Job 1: Rewrite the listing from its first line down to the line containing "fib-label: 23.6% [1000,327,1031,339]", swapping "histogram-bar" for "volume-bar" and leaving everything else as it is.

Article:

····················

And the Oliviera ones, José María Oliveira, like, know, I'd heard these but I'd never even seen it back then when I was writing it.

So, I was reaching out, trying to find people online who had a copy. And so eventually I, I get his phone number and I talk to him on the phone and. And then I,

Randy Astle: Nice.

Mason Kamana Allred: Ben Harry over at uh, BYU Provo, 'cause we worked together at the Church History Library. I was like, Hey, you gotta go to his house and get these masters and like restore this thing.

And he was like, oh wait, who's it? So, in that conversation, I got Ben to go over there and meet with them and he got, and he actually had, and only Oliviera had them in his garage. Then those got restored and it was this really great relationship where like [00:12:00] I was teaching this Mormon cinema class then the next year it came around again, I had a restored copy, like a digital file of the restored copy from

Randy Astle: Huh.

Mason Kamana Allred: because of that. So, and then there was a Salt Lake Tribune article

Randy Astle: I didn't know that's how it happened.

····················

Input data:
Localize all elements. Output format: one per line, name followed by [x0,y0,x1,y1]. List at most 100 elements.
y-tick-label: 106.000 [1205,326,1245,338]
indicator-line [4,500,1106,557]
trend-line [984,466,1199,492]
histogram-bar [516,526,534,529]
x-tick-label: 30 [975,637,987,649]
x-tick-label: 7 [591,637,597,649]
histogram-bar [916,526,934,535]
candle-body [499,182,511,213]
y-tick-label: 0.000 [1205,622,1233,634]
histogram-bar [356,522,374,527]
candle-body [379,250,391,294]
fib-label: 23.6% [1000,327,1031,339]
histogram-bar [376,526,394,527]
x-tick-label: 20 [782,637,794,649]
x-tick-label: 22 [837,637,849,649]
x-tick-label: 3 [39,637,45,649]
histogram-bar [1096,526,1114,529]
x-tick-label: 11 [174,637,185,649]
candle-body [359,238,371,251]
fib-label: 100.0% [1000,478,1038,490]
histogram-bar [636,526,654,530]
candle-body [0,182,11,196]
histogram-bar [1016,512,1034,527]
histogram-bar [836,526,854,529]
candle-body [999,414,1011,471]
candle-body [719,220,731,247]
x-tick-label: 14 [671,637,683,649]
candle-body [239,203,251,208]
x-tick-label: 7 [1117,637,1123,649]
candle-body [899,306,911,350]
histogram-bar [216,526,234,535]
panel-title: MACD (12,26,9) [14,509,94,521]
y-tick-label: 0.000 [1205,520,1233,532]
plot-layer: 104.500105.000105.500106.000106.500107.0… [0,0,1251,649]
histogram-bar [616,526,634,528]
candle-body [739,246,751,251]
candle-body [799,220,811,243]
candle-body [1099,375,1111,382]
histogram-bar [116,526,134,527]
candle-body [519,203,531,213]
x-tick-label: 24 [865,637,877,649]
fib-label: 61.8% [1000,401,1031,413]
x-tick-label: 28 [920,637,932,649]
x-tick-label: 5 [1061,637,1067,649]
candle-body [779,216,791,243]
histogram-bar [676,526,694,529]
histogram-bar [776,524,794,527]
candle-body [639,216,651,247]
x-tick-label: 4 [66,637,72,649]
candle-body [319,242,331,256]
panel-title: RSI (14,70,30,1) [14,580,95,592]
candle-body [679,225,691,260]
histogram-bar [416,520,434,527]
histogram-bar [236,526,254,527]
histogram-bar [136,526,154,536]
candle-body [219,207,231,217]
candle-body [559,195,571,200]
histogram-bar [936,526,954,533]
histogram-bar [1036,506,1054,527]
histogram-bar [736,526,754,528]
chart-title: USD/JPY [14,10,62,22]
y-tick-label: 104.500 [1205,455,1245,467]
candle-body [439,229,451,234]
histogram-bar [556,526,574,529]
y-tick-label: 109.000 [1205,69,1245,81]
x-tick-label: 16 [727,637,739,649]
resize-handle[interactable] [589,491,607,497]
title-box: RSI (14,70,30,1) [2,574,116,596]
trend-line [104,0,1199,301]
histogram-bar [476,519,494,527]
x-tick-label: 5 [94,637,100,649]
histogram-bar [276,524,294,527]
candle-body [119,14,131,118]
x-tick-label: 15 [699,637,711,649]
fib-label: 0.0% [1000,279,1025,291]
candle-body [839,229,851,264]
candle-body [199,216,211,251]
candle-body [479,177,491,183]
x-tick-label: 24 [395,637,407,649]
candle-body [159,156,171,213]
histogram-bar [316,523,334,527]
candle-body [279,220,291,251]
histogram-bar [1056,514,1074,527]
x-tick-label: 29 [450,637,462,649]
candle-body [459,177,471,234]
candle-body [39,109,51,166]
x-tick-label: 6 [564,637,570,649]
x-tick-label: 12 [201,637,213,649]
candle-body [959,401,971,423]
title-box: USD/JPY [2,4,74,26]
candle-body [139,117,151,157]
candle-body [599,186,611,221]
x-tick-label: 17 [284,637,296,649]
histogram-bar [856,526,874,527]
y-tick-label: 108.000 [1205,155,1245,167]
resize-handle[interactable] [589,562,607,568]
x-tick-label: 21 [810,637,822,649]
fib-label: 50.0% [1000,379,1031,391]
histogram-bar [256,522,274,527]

····················

Job 2: Reproduce the whole conversation about restoring the Oliveira masters word for word, with no changes.

Exercise response 1:
Localize all elements. Output format: one per line, name followed by [x0,y0,x1,y1]. List at most 100 elements.
y-tick-label: 106.000 [1205,326,1245,338]
indicator-line [4,500,1106,557]
trend-line [984,466,1199,492]
volume-bar [516,526,534,529]
x-tick-label: 30 [975,637,987,649]
x-tick-label: 7 [591,637,597,649]
volume-bar [916,526,934,535]
candle-body [499,182,511,213]
y-tick-label: 0.000 [1205,622,1233,634]
volume-bar [356,522,374,527]
candle-body [379,250,391,294]
fib-label: 23.6% [1000,327,1031,339]

Exercise response 2:
And the Oliviera ones, José María Oliveira, like, know, I'd heard these but I'd never even seen it back then when I was writing it.

So, I was reaching out, trying to find people online who had a copy. And so eventually I, I get his phone number and I talk to him on the phone and. And then I,

Randy Astle: Nice.

Mason Kamana Allred: Ben Harry over at uh, BYU Provo, 'cause we worked together at the Church History Library. I was like, Hey, you gotta go to his house and get these masters and like restore this thing.

And he was like, oh wait, who's it? So, in that conversation, I got Ben to go over there and meet with them and he got, and he actually had, and only Oliviera had them in his garage. Then those got restored and it was this really great relationship where like [00:12:00] I was teaching this Mormon cinema class then the next year it came around again, I had a restored copy, like a digital file of the restored copy from

Randy Astle: Huh.

Mason Kamana Allred: because of that. So, and then there was a Salt Lake Tribune article

Randy Astle: I didn't know that's how it happened.